**Short task:**
Repeat the listing lines between the one holding "chart-subtitle: Muži, 2013-2015" and the one holding "chart-title: Lucembursko: Overweight/obesity", inclusive, with "bar-overweight" renamed to "overweight-bar" and nothing else altered.

**Extracted entries:**
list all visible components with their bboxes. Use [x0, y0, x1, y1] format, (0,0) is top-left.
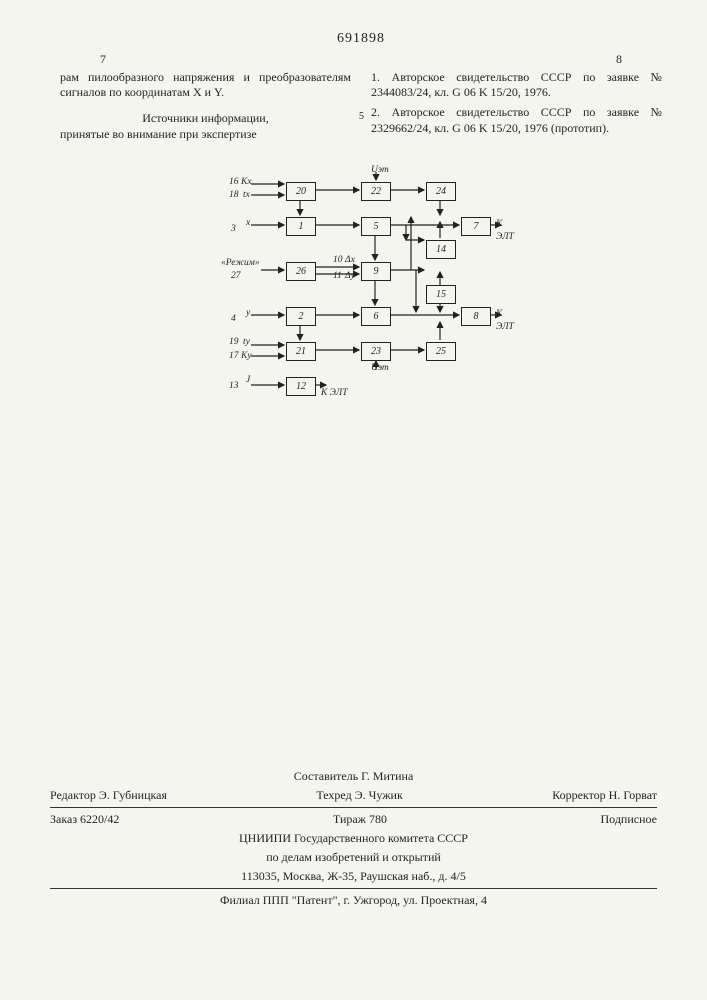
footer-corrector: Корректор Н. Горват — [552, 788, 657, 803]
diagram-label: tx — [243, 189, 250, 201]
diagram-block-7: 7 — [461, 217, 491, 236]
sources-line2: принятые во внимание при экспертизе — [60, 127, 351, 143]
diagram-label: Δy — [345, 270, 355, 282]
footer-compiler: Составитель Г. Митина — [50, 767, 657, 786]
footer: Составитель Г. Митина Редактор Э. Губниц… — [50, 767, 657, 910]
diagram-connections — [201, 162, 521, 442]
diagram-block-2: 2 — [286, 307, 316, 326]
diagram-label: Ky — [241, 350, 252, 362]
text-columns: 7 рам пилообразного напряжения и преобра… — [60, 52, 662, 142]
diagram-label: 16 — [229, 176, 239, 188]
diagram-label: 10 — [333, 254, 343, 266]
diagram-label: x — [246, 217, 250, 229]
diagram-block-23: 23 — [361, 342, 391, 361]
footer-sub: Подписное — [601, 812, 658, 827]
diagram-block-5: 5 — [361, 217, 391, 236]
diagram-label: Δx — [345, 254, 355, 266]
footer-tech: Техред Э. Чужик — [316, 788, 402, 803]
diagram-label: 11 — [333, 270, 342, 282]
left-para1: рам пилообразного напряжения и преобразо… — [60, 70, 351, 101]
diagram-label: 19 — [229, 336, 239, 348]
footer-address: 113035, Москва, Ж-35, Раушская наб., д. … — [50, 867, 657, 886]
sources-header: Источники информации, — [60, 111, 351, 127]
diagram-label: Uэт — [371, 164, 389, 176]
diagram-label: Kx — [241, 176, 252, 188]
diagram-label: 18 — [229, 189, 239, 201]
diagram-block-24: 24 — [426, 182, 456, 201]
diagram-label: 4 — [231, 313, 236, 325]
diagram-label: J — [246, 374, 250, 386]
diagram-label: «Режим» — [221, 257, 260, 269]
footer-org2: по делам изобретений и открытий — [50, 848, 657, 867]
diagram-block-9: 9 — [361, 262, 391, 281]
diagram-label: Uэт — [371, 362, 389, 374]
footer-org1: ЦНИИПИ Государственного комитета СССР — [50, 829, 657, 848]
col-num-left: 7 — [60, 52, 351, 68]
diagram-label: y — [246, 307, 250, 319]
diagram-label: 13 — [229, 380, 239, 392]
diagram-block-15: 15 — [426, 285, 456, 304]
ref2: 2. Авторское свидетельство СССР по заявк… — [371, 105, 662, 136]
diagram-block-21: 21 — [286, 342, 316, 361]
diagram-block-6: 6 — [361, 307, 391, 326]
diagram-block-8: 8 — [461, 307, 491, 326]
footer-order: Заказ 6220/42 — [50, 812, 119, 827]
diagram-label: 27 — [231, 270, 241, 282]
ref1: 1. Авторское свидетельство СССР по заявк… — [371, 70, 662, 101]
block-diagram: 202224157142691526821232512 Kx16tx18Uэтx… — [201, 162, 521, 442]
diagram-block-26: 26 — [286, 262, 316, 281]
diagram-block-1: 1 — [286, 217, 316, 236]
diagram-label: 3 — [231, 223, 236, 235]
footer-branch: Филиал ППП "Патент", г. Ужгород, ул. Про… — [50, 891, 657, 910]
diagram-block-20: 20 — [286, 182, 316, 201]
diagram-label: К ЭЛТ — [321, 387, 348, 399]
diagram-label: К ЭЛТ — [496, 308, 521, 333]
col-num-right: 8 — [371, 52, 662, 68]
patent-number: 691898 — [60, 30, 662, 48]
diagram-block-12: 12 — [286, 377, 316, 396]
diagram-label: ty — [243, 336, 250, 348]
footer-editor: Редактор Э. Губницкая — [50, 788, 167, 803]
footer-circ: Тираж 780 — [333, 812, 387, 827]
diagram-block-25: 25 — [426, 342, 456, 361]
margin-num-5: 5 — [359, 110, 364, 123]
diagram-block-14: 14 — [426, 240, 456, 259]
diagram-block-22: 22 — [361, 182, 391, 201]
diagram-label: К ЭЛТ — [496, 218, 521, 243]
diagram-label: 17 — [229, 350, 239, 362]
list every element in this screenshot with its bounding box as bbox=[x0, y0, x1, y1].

---

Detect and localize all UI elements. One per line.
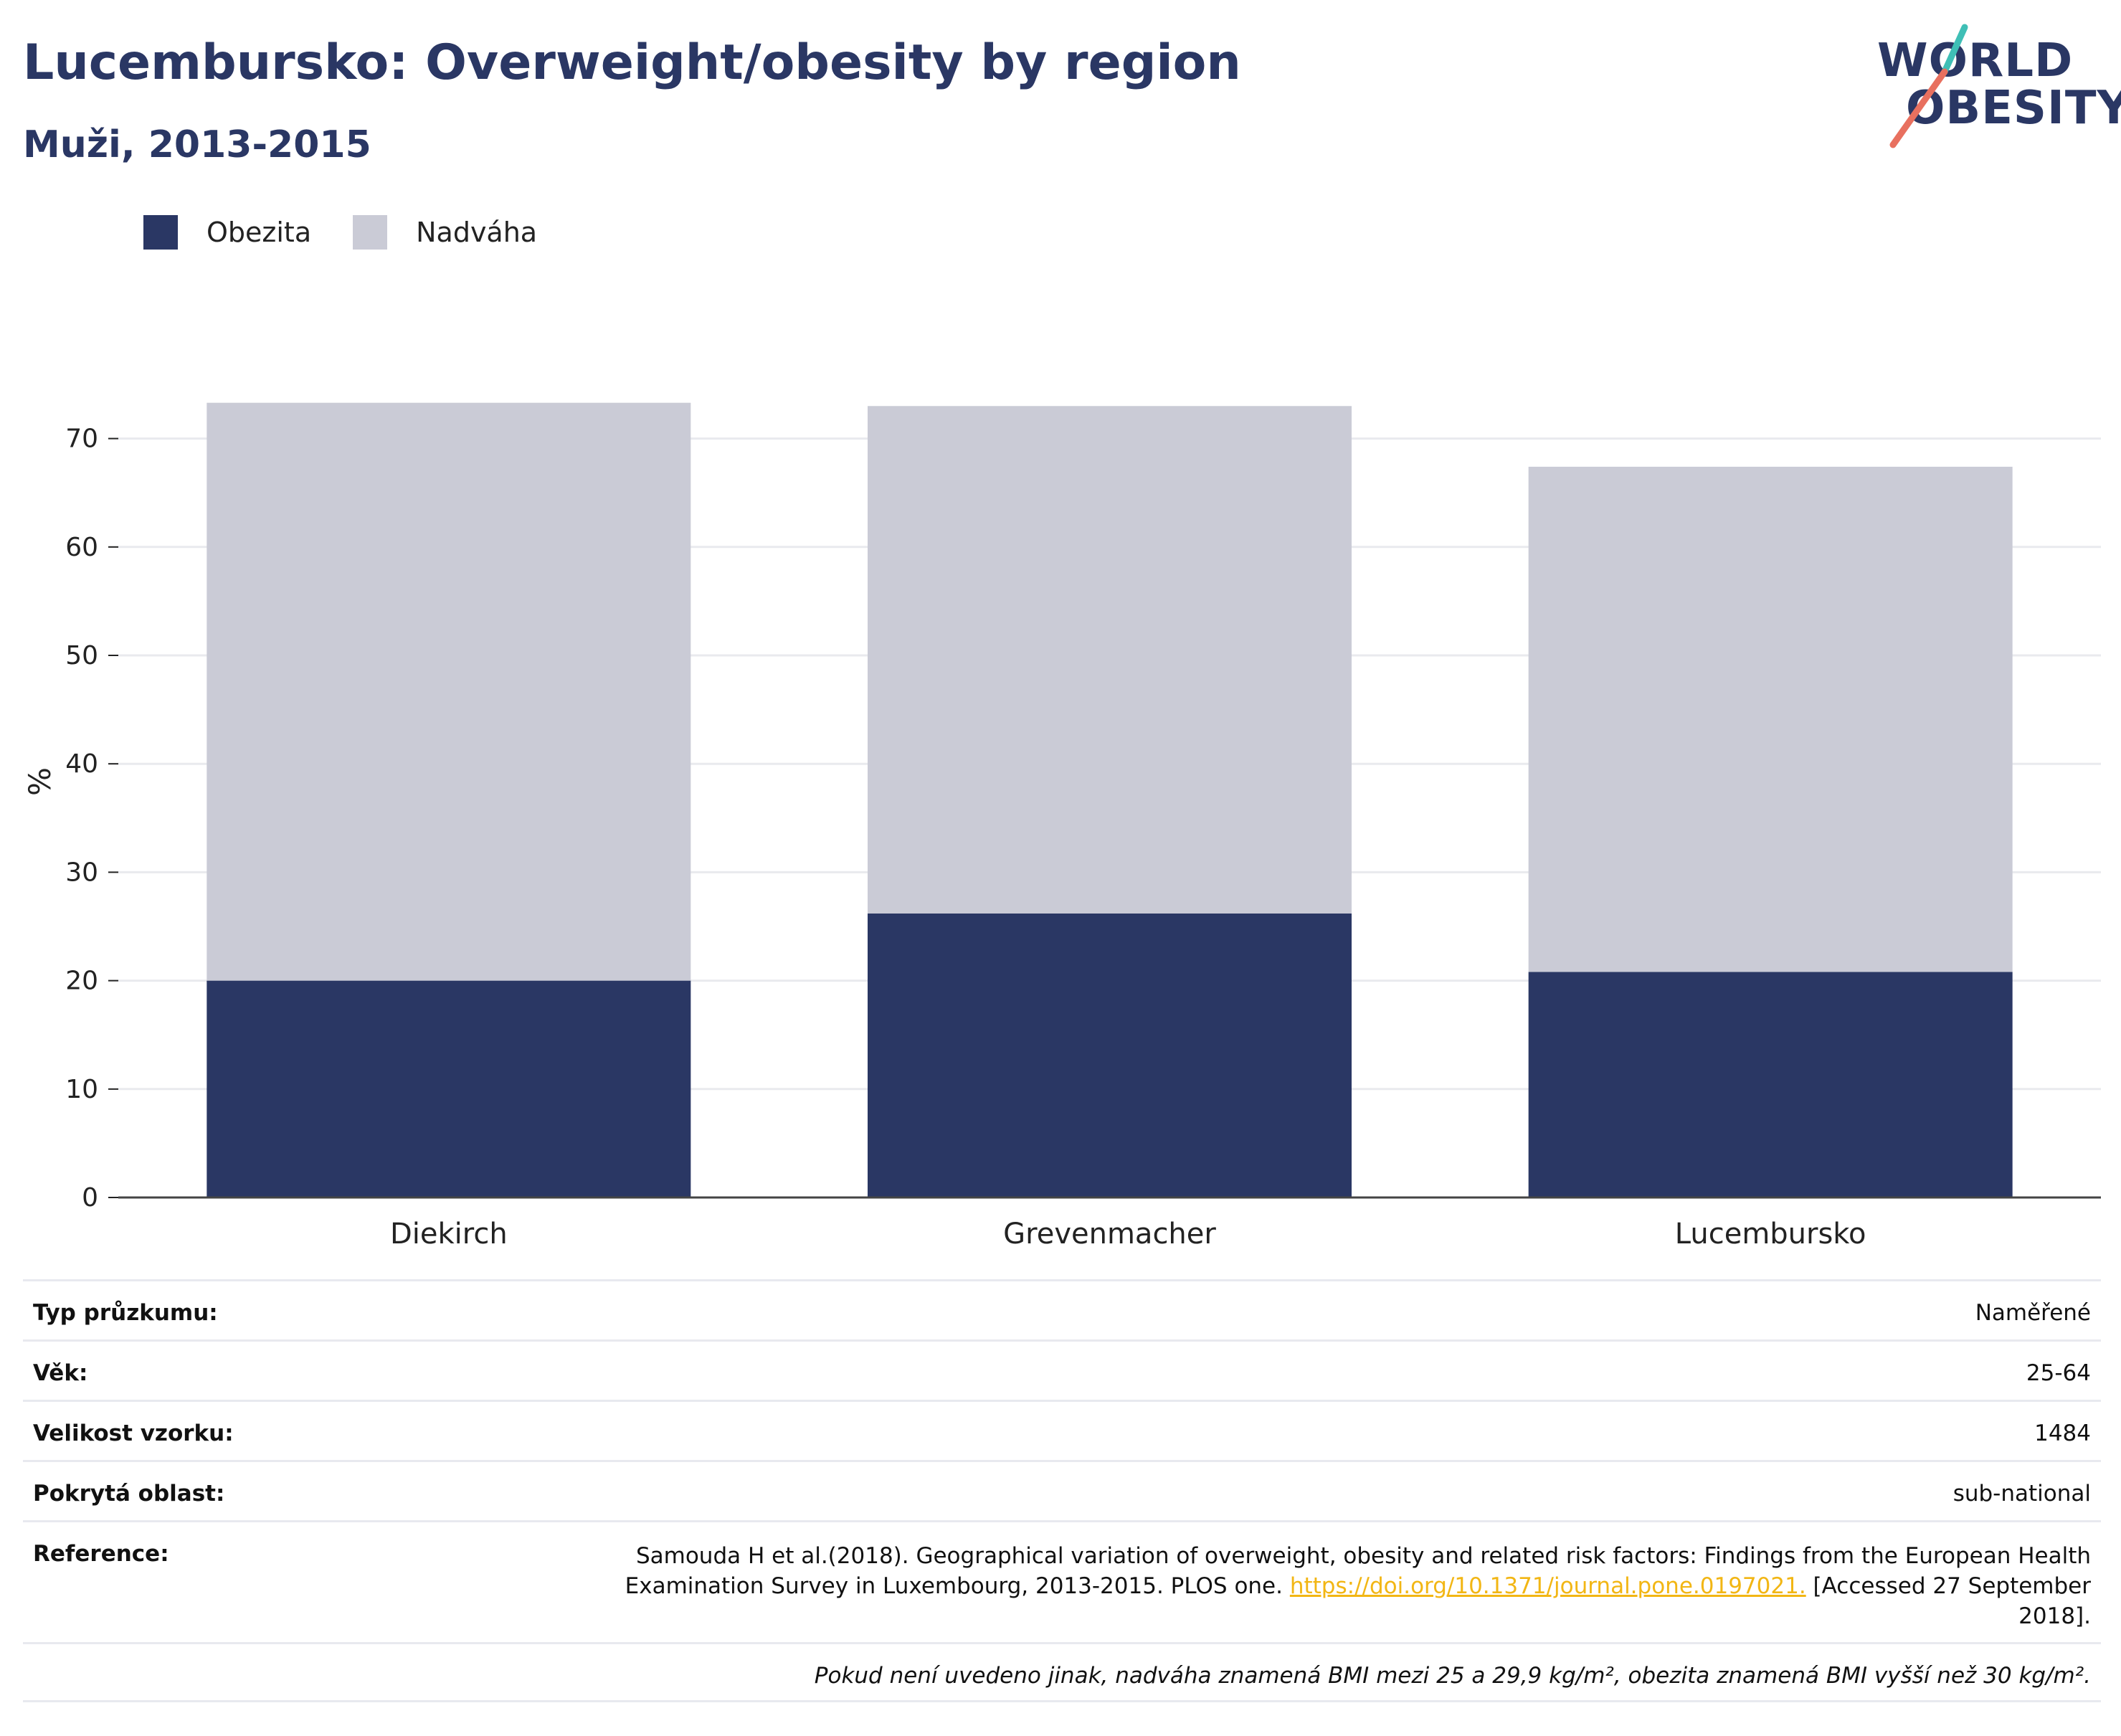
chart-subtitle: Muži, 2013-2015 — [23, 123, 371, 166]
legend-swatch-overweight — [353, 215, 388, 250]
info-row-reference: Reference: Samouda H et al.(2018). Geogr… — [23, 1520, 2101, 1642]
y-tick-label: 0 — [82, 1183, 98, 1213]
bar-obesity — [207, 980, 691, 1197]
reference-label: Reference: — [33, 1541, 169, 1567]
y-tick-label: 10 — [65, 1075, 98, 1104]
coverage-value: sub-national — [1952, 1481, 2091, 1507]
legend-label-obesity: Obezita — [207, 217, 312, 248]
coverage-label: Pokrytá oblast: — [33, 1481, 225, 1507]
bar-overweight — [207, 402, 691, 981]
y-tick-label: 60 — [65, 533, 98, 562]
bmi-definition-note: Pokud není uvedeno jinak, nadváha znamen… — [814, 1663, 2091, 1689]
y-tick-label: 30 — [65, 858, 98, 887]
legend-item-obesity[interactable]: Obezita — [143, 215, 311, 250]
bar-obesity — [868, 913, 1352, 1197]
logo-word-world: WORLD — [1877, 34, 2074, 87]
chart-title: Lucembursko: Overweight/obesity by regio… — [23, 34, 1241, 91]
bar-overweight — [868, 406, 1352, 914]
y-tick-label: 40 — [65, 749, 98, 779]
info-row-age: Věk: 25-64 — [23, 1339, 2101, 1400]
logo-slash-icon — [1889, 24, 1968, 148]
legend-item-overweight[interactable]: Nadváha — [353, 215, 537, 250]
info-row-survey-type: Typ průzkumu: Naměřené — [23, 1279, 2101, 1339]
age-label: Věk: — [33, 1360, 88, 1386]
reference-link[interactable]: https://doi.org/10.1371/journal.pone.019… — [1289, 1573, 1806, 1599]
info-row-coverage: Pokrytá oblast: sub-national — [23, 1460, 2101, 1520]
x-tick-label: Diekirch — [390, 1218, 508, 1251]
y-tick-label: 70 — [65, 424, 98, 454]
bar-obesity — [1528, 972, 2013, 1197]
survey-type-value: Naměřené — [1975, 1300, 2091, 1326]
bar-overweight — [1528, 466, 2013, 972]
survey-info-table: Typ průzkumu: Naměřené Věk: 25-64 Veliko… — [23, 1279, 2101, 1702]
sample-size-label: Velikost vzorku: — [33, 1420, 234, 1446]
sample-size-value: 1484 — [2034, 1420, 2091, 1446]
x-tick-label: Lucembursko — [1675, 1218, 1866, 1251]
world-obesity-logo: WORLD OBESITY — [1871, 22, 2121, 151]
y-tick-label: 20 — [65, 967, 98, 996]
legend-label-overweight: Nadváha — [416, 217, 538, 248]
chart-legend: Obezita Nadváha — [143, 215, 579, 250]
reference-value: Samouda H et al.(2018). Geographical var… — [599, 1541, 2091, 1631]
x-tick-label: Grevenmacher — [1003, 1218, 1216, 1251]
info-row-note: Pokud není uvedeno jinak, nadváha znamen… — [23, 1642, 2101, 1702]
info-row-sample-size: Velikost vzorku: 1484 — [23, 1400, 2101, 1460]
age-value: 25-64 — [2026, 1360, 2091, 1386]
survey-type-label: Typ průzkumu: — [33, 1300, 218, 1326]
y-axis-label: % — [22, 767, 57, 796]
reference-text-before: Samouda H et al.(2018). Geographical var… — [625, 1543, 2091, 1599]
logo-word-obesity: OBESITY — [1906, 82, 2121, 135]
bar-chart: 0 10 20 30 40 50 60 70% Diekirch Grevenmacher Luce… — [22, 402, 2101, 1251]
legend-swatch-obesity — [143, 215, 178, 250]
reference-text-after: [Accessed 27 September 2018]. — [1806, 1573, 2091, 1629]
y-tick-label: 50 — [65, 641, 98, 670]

**Written answer:**
chart-subtitle: Muži, 2013-2015 — [23, 123, 371, 166]
legend-swatch-overweight — [353, 215, 388, 250]
info-row-reference: Reference: Samouda H et al.(2018). Geogr… — [23, 1520, 2101, 1642]
y-tick-label: 0 — [82, 1183, 98, 1213]
bar-obesity — [207, 980, 691, 1197]
reference-label: Reference: — [33, 1541, 169, 1567]
y-tick-label: 10 — [65, 1075, 98, 1104]
coverage-value: sub-national — [1952, 1481, 2091, 1507]
legend-label-obesity: Obezita — [207, 217, 312, 248]
coverage-label: Pokrytá oblast: — [33, 1481, 225, 1507]
overweight-bar — [207, 402, 691, 981]
y-tick-label: 60 — [65, 533, 98, 562]
bmi-definition-note: Pokud není uvedeno jinak, nadváha znamen… — [814, 1663, 2091, 1689]
y-tick-label: 30 — [65, 858, 98, 887]
legend-item-obesity[interactable]: Obezita — [143, 215, 311, 250]
bar-obesity — [868, 913, 1352, 1197]
logo-word-world: WORLD — [1877, 34, 2074, 87]
chart-title: Lucembursko: Overweight/obesity by regio… — [23, 34, 1241, 91]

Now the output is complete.